__What you need to do__. Print all of the entries exactly, minus the pictures.

[Collected data]
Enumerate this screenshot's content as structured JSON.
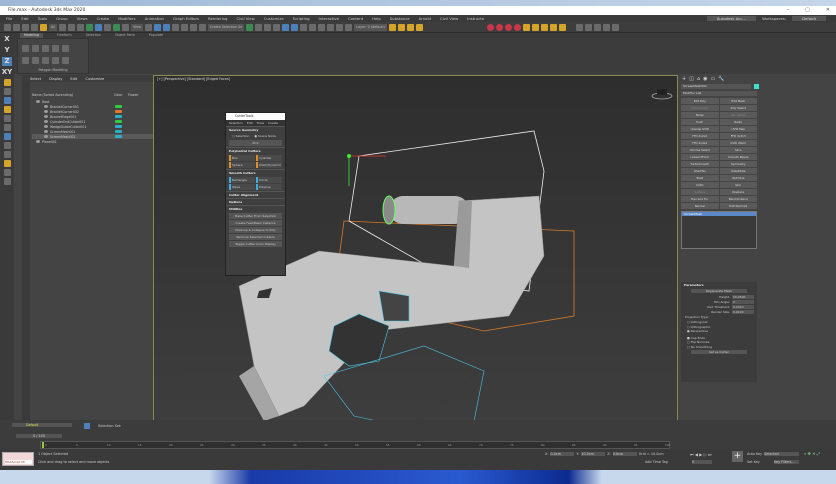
{
  "window": {
    "title": "File.max - Autodesk 3ds Max 2020",
    "min": "–",
    "max": "▢",
    "close": "✕"
  },
  "menu": {
    "items": [
      "File",
      "Edit",
      "Tools",
      "Group",
      "Views",
      "Create",
      "Modifiers",
      "Animation",
      "Graph Editors",
      "Rendering",
      "Civil View",
      "Customize",
      "Scripting",
      "Interactive",
      "Content",
      "Help",
      "Substance",
      "Arnold",
      "Civil View",
      "Instructo"
    ],
    "user": "Autodesk Acc...",
    "workspaces_label": "Workspaces:",
    "workspace": "Default"
  },
  "toolbar": {
    "filter": "All",
    "view": "View",
    "named_sel": "Create Selection Se",
    "layer": "Layer: 0 (default)"
  },
  "ribbon": {
    "tabs": [
      "Modeling",
      "Freeform",
      "Selection",
      "Object Paint",
      "Populate"
    ],
    "panel": "Polygon Modeling"
  },
  "axes": [
    "X",
    "Y",
    "Z",
    "XY"
  ],
  "explorer": {
    "menu": [
      "Select",
      "Display",
      "Edit",
      "Customize"
    ],
    "col_name": "Name (Sorted Ascending)",
    "col_color": "Color",
    "col_frozen": "Frozen",
    "rows": [
      {
        "name": "Root",
        "color": ""
      },
      {
        "name": "BracketCorner001",
        "color": "#2ecc40"
      },
      {
        "name": "BracketCorner002",
        "color": "#e07b2a"
      },
      {
        "name": "BracketEdge001",
        "color": "#2ab0c8"
      },
      {
        "name": "CylinderEndCutter001",
        "color": "#2ecc40"
      },
      {
        "name": "WedgeGuideCutter001",
        "color": "#2ab0c8"
      },
      {
        "name": "ScreenMesh001",
        "color": "#2ab0c8"
      },
      {
        "name": "ScreenMesh002",
        "color": "#2ab0c8"
      },
      {
        "name": "Plane001",
        "color": ""
      }
    ]
  },
  "viewport": {
    "label": "[+] [Perspective] [Standard] [Edged Faces]"
  },
  "dialog": {
    "title": "CutterTools",
    "tabs": [
      "Selection",
      "Edit",
      "Tools",
      "Create"
    ],
    "source": "Source Geometry",
    "radio1": "Selection",
    "radio2": "Scene Node",
    "pick": "Pick",
    "poly": "Polyhedral Cutters",
    "poly_items": [
      "Box",
      "Cylinder",
      "Sphere",
      "Prism/Pyramid"
    ],
    "smooth": "Smooth Cutters",
    "smooth_items": [
      "Rectangle",
      "Circle",
      "Wave",
      "Polyline"
    ],
    "align": "Cutter Alignment",
    "options": "Options",
    "util": "Utilities",
    "util_items": [
      "Make Cutter From Selection",
      "Create Feet/Mesh Instance",
      "Cleanup & Collapse to Poly",
      "Remove Selected Cutters",
      "Toggle Cutter Color Display"
    ]
  },
  "command": {
    "tabs": [
      "+",
      "◫",
      "⌂",
      "◉",
      "▭",
      "🔧"
    ],
    "object_name": "ScreenMesh001",
    "object_color": "#3ee0d0",
    "modifier_list": "Modifier List",
    "modifiers": [
      "Edit Poly",
      "Edit Mesh",
      "Mesh Select",
      "Poly Select",
      "Noise",
      "Vol. Select",
      "Push",
      "Relax",
      "Unwrap UVW",
      "UVW Map",
      "FFD 2x2x2",
      "FFD 3x3x3",
      "FFD 4x4x4",
      "UVW Xform",
      "Volume Select",
      "Slice",
      "Linked XForm",
      "Smooth Ripple",
      "TurboSmooth",
      "Symmetry",
      "Chamfer",
      "Substitute",
      "Shell",
      "Optimize",
      "Cloth",
      "Skin",
      "Surface",
      "Displace",
      "Hair and Fur",
      "Bend/Unbend",
      "Normal",
      "Edit Normals"
    ],
    "stack_item": "ScreenMesh",
    "params": {
      "title": "Parameters",
      "regen": "Regenerate Mesh",
      "height_label": "Height:",
      "height": "10.2500",
      "minangle_label": "Min Angle:",
      "minangle": "0",
      "void_label": "Void Threshold:",
      "void": "0.0010",
      "render_label": "Render Size:",
      "render": "0.0100",
      "proj": "Projection Type:",
      "proj_opts": [
        "Orthogonal",
        "Orthographic",
        "Perspective"
      ],
      "cap": "Cap Ends",
      "flip": "Flip Normals",
      "nosmooth": "No Smoothing",
      "set": "Set as Cutter"
    }
  },
  "bottom": {
    "layer": "Default",
    "selection_set": "Selection Set:",
    "frame": "0 / 100",
    "ticks": [
      "0",
      "5",
      "10",
      "15",
      "20",
      "25",
      "30",
      "35",
      "40",
      "45",
      "50",
      "55",
      "60",
      "65",
      "70",
      "75",
      "80",
      "85",
      "90",
      "95",
      "100"
    ],
    "maxscript": "MAXScript Mi",
    "status1": "1 Object Selected",
    "status2": "Click and drag to select and move objects",
    "x_label": "X:",
    "x": "0.0cm",
    "y_label": "Y:",
    "y": "10.0cm",
    "z_label": "Z:",
    "z": "0.0cm",
    "grid": "Grid = 10.0cm",
    "time_tag": "Add Time Tag",
    "autokey": "Auto Key",
    "setkey": "Set Key",
    "selected": "Selected",
    "keyfilters": "Key Filters...",
    "frame_field": "0"
  }
}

__Answer to the exercise__.
Enumerate this screenshot's content as structured JSON.
{
  "window": {
    "title": "File.max - Autodesk 3ds Max 2020",
    "min": "–",
    "max": "▢",
    "close": "✕"
  },
  "menu": {
    "items": [
      "File",
      "Edit",
      "Tools",
      "Group",
      "Views",
      "Create",
      "Modifiers",
      "Animation",
      "Graph Editors",
      "Rendering",
      "Civil View",
      "Customize",
      "Scripting",
      "Interactive",
      "Content",
      "Help",
      "Substance",
      "Arnold",
      "Civil View",
      "Instructo"
    ],
    "user": "Autodesk Acc...",
    "workspaces_label": "Workspaces:",
    "workspace": "Default"
  },
  "toolbar": {
    "filter": "All",
    "view": "View",
    "named_sel": "Create Selection Se",
    "layer": "Layer: 0 (default)"
  },
  "ribbon": {
    "tabs": [
      "Modeling",
      "Freeform",
      "Selection",
      "Object Paint",
      "Populate"
    ],
    "panel": "Polygon Modeling"
  },
  "axes": [
    "X",
    "Y",
    "Z",
    "XY"
  ],
  "explorer": {
    "menu": [
      "Select",
      "Display",
      "Edit",
      "Customize"
    ],
    "col_name": "Name (Sorted Ascending)",
    "col_color": "Color",
    "col_frozen": "Frozen",
    "rows": [
      {
        "name": "Root",
        "color": ""
      },
      {
        "name": "BracketCorner001",
        "color": "#2ecc40"
      },
      {
        "name": "BracketCorner002",
        "color": "#e07b2a"
      },
      {
        "name": "BracketEdge001",
        "color": "#2ab0c8"
      },
      {
        "name": "CylinderEndCutter001",
        "color": "#2ecc40"
      },
      {
        "name": "WedgeGuideCutter001",
        "color": "#2ab0c8"
      },
      {
        "name": "ScreenMesh001",
        "color": "#2ab0c8"
      },
      {
        "name": "ScreenMesh002",
        "color": "#2ab0c8"
      },
      {
        "name": "Plane001",
        "color": ""
      }
    ]
  },
  "viewport": {
    "label": "[+] [Perspective] [Standard] [Edged Faces]"
  },
  "dialog": {
    "title": "CutterTools",
    "tabs": [
      "Selection",
      "Edit",
      "Tools",
      "Create"
    ],
    "source": "Source Geometry",
    "radio1": "Selection",
    "radio2": "Scene Node",
    "pick": "Pick",
    "poly": "Polyhedral Cutters",
    "poly_items": [
      "Box",
      "Cylinder",
      "Sphere",
      "Prism/Pyramid"
    ],
    "smooth": "Smooth Cutters",
    "smooth_items": [
      "Rectangle",
      "Circle",
      "Wave",
      "Polyline"
    ],
    "align": "Cutter Alignment",
    "options": "Options",
    "util": "Utilities",
    "util_items": [
      "Make Cutter From Selection",
      "Create Feet/Mesh Instance",
      "Cleanup & Collapse to Poly",
      "Remove Selected Cutters",
      "Toggle Cutter Color Display"
    ]
  },
  "command": {
    "tabs": [
      "+",
      "◫",
      "⌂",
      "◉",
      "▭",
      "🔧"
    ],
    "object_name": "ScreenMesh001",
    "object_color": "#3ee0d0",
    "modifier_list": "Modifier List",
    "modifiers": [
      "Edit Poly",
      "Edit Mesh",
      "Mesh Select",
      "Poly Select",
      "Noise",
      "Vol. Select",
      "Push",
      "Relax",
      "Unwrap UVW",
      "UVW Map",
      "FFD 2x2x2",
      "FFD 3x3x3",
      "FFD 4x4x4",
      "UVW Xform",
      "Volume Select",
      "Slice",
      "Linked XForm",
      "Smooth Ripple",
      "TurboSmooth",
      "Symmetry",
      "Chamfer",
      "Substitute",
      "Shell",
      "Optimize",
      "Cloth",
      "Skin",
      "Surface",
      "Displace",
      "Hair and Fur",
      "Bend/Unbend",
      "Normal",
      "Edit Normals"
    ],
    "stack_item": "ScreenMesh",
    "params": {
      "title": "Parameters",
      "regen": "Regenerate Mesh",
      "height_label": "Height:",
      "height": "10.2500",
      "minangle_label": "Min Angle:",
      "minangle": "0",
      "void_label": "Void Threshold:",
      "void": "0.0010",
      "render_label": "Render Size:",
      "render": "0.0100",
      "proj": "Projection Type:",
      "proj_opts": [
        "Orthogonal",
        "Orthographic",
        "Perspective"
      ],
      "cap": "Cap Ends",
      "flip": "Flip Normals",
      "nosmooth": "No Smoothing",
      "set": "Set as Cutter"
    }
  },
  "bottom": {
    "layer": "Default",
    "selection_set": "Selection Set:",
    "frame": "0 / 100",
    "ticks": [
      "0",
      "5",
      "10",
      "15",
      "20",
      "25",
      "30",
      "35",
      "40",
      "45",
      "50",
      "55",
      "60",
      "65",
      "70",
      "75",
      "80",
      "85",
      "90",
      "95",
      "100"
    ],
    "maxscript": "MAXScript Mi",
    "status1": "1 Object Selected",
    "status2": "Click and drag to select and move objects",
    "x_label": "X:",
    "x": "0.0cm",
    "y_label": "Y:",
    "y": "10.0cm",
    "z_label": "Z:",
    "z": "0.0cm",
    "grid": "Grid = 10.0cm",
    "time_tag": "Add Time Tag",
    "autokey": "Auto Key",
    "setkey": "Set Key",
    "selected": "Selected",
    "keyfilters": "Key Filters...",
    "frame_field": "0"
  }
}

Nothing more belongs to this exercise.